### Texto proporcionado

Quien dice la gente que soy
yo? Hace dos mil años un hombre formuló esta pregunta a un
grupo de amigos[1].
Y la historia no ha terminado aún de responderla. El que preguntaba era
simplemente un aldeano que hablaba a un grupo de pescadores. Nada hacía
sospechar que se tratara de alguien importante. Vestía pobremente. Él y los que
le rodeaban eran gente sin cultura, sin lo que el mundo llama
"cultura". No poseían títulos ni gadgets.
No tenían dinero ni posibilidades de adquirirlo. No contaban con armas ni con
poder alguno. Eran todos ellos jóvenes, poco más que unos muchachos, y dos de
ellos –uno precisamente el que hacía la pregunta- morirían antes de dos años
con las más violentas de las muertes. Todos los demás acabarían, no mucho
después, en la cruz o bajo la espada. Eran, ya desde el principio y lo serían
siempre, odiados por los poderosos. Pero tampoco los pobres terminaban de
entender lo que aquel hombre y sus doce amigos predicaban. Era, efectivamente,
un incomprendido.
Los violentos lo veían débil y manso. Los custodios del
orden le juzgaban, en cambio, violento y peligroso. Los cultos le despreciaban
y le temían. Los poderosos se reían de su locura. Había dedicado toda su vida a
Dios, pero los ministros oficiales de la religión de su pueblo le veían como un
blasfemo y un enemigo del cielo. Eran ciertamente muchos los que le seguían por
los caminos cuando predicaba, pero a la mayor parte les interesaban más los
gestos asombrosos que hacía o el pan que les repartía que todas las palabras
que salían de sus labios. De hecho todos le abandonaron cuando sobre su cabeza
rugió la tormenta de la persecución de los poderosos y sólo su madre y tres o
cuatro amigos más le acompañaron en su agonía.
La tarde de aquel viernes, cuando la losa de un sepulcro
prestado se cerró sobre su cuerpo, nadie habría dado un céntimo por su memoria,
nadie habría podido sospechar que su recuerdo perduraría en algún sitio, fuera
del corazón de aquella pobre mujer –su madre- que probablemente se hundiría en
el silencio del olvido, de la noche y de la soledad.
Y... sin embargo, veinte siglos después, la historia
sigue girando en torno a aquel hombre. Los historiadores siguen diciendo que
tal hecho o tal batalla ocurrió tantos o cuantos años antes o después de él.

### Material proporcionado
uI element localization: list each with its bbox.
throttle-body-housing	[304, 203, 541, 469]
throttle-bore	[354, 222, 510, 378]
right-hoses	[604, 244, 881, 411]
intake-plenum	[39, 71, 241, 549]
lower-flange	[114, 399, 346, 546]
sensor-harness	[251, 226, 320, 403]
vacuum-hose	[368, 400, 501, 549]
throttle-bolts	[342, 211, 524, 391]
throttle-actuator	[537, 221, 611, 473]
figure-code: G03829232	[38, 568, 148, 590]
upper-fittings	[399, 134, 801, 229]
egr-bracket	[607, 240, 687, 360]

### Ejercicios
(1) Copia los registros desde su comienzo hasta la línea que contiene "221, 611, 473]", ambas incluidas.
(2) Continúa el texto sobre aquel hombre incomprendido cuya memoria perdura veinte siglos después, a partir de su última oración.
El texto y los registros son materiales independientes entre sí.

### Respuestas
(1)
uI element localization: list each with its bbox.
throttle-body-housing	[304, 203, 541, 469]
throttle-bore	[354, 222, 510, 378]
right-hoses	[604, 244, 881, 411]
intake-plenum	[39, 71, 241, 549]
lower-flange	[114, 399, 346, 546]
sensor-harness	[251, 226, 320, 403]
vacuum-hose	[368, 400, 501, 549]
throttle-bolts	[342, 211, 524, 391]
throttle-actuator	[537, 221, 611, 473]

(2)
Media humanidad, cuando se pregunta por sus creencias, sigue usando su nombre
para denominarse. Dos mil años después de su vida y muerte, se siguen
escribiendo cada año más de mil volúmenes sobre su persona y doctrina. Su
historia ha servido como inspiración para, al menos, la mitad de todo el arte
que ha producido el mundo desde que él vino a la tierra. Y, cada año, decenas
de miles de hombres y mujeres dejan todo –sus familias, sus costumbres, tal vez
hasta su patria- para seguirle enteramente, como aquellos doce primeros amigos.
¿Quién, quién es este hombre por quien tantos han muerto,
a quien tantos han amado hasta la locura y en cuyo nombre se han hecho también
-¡ay!- tantas violencias? Desde hace dos mil años, su nombre ha estado en boca
de millones de agonizantes, como una esperanza, y de millares de mártires, como
un orgullo. ¡Cuántos han sido encarcelados y atormentados, cuántos han muerto
sólo por proclamarse seguidores suyos! Y también -¡ay!- ¡cuántos han sido
obligados a creer en él con riesgo de sus vidas, cuantos tiranos han levantado
su nombre como una bandera para justificar sus intereses o sus dogmas
personales! Su doctrina, paradójicamente, inflamó el corazón de los santos y
las hogueras de la Inquisición. Discípulos suyos se han llamado los misioneros
que cruzaron el mundo sólo para anunciar su nombre y discípulos suyos nos
atrevemos a llamarnos quienes -¡por fin!- hemos sabido compaginar su amor con
el dinero.
¿Quién es, pues, este personaje que parece llamar a la
entrega total o al odio frontal, este personaje que cruza de medio a medio la
historia como una espada ardiente y cuyo nombre –o cuya falsificación- produce
frutos tan opuestos de amor o de sangre, de locura magnífica o de vulgaridad?
¿Quién es y qué hemos hecho de él, cómo hemos usado o traicionado su voz, qué
jugo misterioso o maldito hemos sacado de sus palabras? ¿Es fuego o es opio?
¿Es bálsamo que cura, espada que hiere o morfina que adormila? ¿Quién es?
¿Quién es? Pienso que el hombre que no ha respondido a esta pregunta puede
estar seguro de que aún no ha comenzado a vivir. Gandhi escribió una vez:
"Yo digo a los hindúes que su vida será imperfecta si no estudian
respetuosamente la vida de Jesús". ¿Y qué pensar entonces de los cristianos
que todo 1o desconocen de él, que dicen amarle, pero jamás le han conocido
personalmente?
Y es una pregunta que urge contestar porque, si él es lo
que dijo de sí mismo, si él es lo que dicen de él sus discípulos, ser hombre es
algo muy distinto de lo que nos imaginamos, mucho más importante de lo que
creemos. Porque si Dios ha sido hombre, se ha hecho hombre, gira toda la
condición humana. Si, en cambio, él hubiera sido un embaucador o un loco, media
humanidad estaría perdiendo la mitad de sus vidas.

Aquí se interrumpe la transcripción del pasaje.